• **Requirement**
Find the line with "OCR this image.", then retype it and each later line through the last, exactly. Leave out pictures.
··········
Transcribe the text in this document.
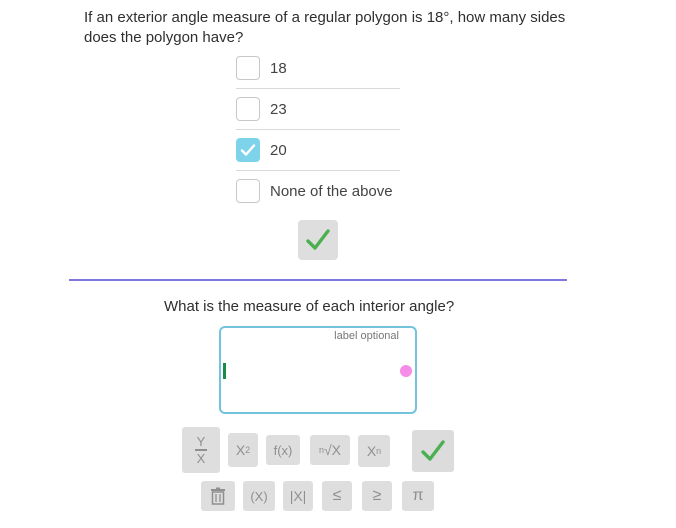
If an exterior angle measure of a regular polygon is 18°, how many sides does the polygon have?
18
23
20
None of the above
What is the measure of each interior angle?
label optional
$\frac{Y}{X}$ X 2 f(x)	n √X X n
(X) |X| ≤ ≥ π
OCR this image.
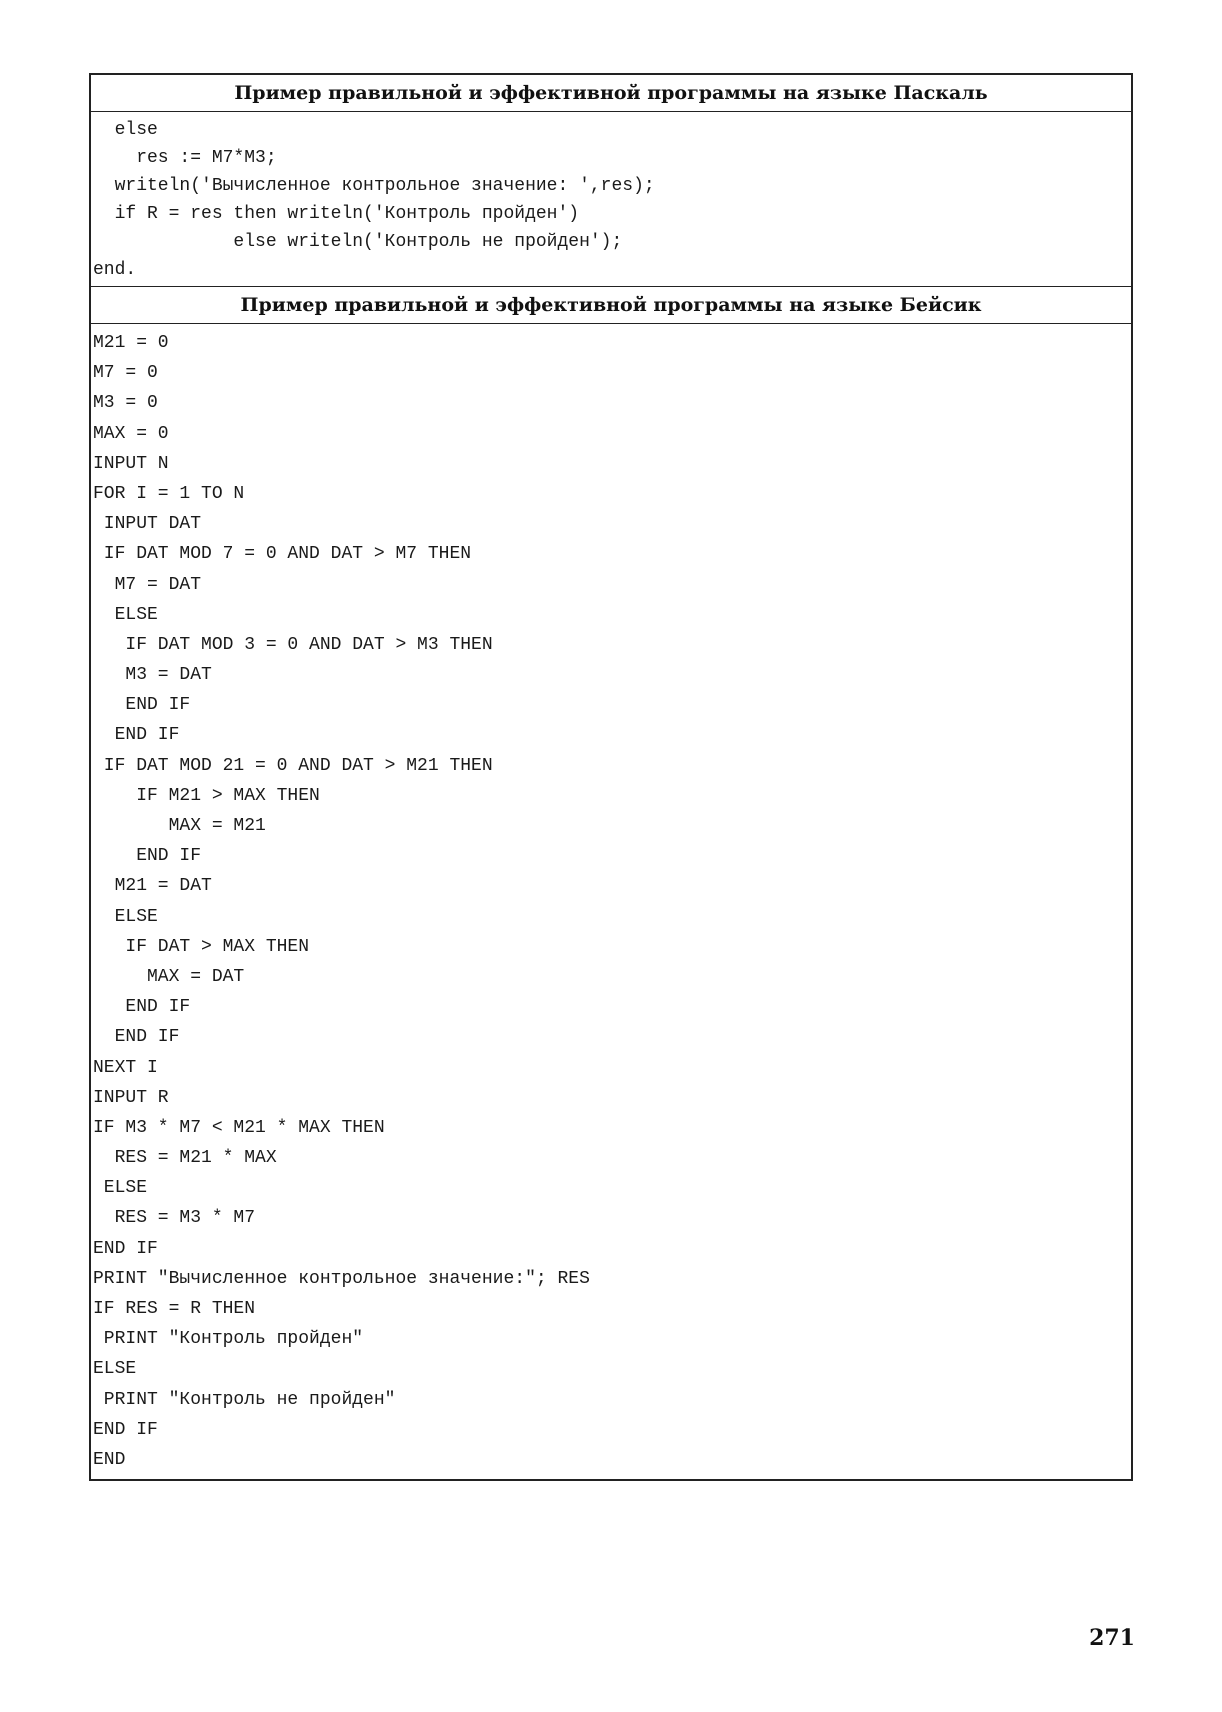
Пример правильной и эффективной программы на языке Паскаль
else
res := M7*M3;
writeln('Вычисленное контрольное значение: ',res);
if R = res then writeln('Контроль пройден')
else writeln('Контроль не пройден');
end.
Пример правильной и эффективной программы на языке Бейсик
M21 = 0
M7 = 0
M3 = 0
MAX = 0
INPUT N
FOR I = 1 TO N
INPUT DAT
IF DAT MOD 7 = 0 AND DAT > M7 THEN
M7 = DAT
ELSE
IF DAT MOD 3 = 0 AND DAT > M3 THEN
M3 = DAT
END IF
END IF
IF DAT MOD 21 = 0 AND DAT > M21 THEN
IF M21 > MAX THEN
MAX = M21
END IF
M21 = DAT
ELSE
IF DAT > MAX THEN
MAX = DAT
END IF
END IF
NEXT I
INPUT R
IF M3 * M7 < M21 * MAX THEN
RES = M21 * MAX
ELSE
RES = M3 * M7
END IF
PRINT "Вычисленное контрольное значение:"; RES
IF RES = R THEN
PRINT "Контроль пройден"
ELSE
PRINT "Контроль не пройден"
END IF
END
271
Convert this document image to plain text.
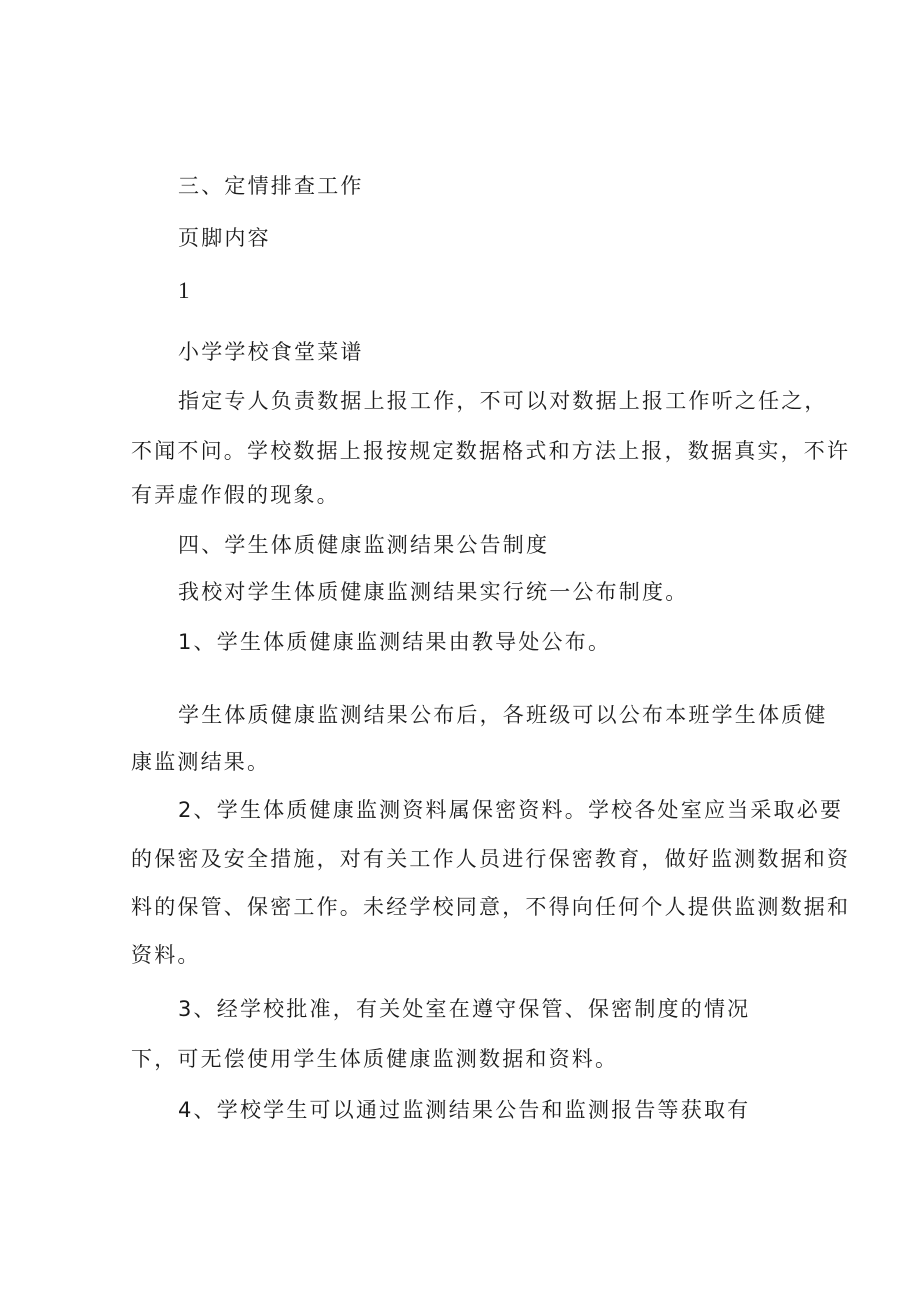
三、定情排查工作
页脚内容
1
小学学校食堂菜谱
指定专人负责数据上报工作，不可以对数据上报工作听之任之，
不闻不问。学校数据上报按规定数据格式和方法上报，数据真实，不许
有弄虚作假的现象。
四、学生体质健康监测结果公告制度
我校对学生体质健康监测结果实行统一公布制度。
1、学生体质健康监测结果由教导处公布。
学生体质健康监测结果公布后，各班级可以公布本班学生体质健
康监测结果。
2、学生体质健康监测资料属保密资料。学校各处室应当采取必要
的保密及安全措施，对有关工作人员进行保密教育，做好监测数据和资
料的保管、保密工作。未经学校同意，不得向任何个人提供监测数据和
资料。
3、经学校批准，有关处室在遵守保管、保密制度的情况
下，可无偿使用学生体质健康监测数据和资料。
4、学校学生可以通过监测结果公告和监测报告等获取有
··········
• **Full output**
OCR this image.
Пример правильной и эффективной программы на языке Паскаль
else
res := M7*M3;
writeln('Вычисленное контрольное значение: ',res);
if R = res then writeln('Контроль пройден')
else writeln('Контроль не пройден');
end.
Пример правильной и эффективной программы на языке Бейсик
M21 = 0
M7 = 0
M3 = 0
MAX = 0
INPUT N
FOR I = 1 TO N
INPUT DAT
IF DAT MOD 7 = 0 AND DAT > M7 THEN
M7 = DAT
ELSE
IF DAT MOD 3 = 0 AND DAT > M3 THEN
M3 = DAT
END IF
END IF
IF DAT MOD 21 = 0 AND DAT > M21 THEN
IF M21 > MAX THEN
MAX = M21
END IF
M21 = DAT
ELSE
IF DAT > MAX THEN
MAX = DAT
END IF
END IF
NEXT I
INPUT R
IF M3 * M7 < M21 * MAX THEN
RES = M21 * MAX
ELSE
RES = M3 * M7
END IF
PRINT "Вычисленное контрольное значение:"; RES
IF RES = R THEN
PRINT "Контроль пройден"
ELSE
PRINT "Контроль не пройден"
END IF
END
271
Convert this document image to plain text.
三、定情排查工作
页脚内容
1
小学学校食堂菜谱
指定专人负责数据上报工作，不可以对数据上报工作听之任之，
不闻不问。学校数据上报按规定数据格式和方法上报，数据真实，不许
有弄虚作假的现象。
四、学生体质健康监测结果公告制度
我校对学生体质健康监测结果实行统一公布制度。
1、学生体质健康监测结果由教导处公布。
学生体质健康监测结果公布后，各班级可以公布本班学生体质健
康监测结果。
2、学生体质健康监测资料属保密资料。学校各处室应当采取必要
的保密及安全措施，对有关工作人员进行保密教育，做好监测数据和资
料的保管、保密工作。未经学校同意，不得向任何个人提供监测数据和
资料。
3、经学校批准，有关处室在遵守保管、保密制度的情况
下，可无偿使用学生体质健康监测数据和资料。
4、学校学生可以通过监测结果公告和监测报告等获取有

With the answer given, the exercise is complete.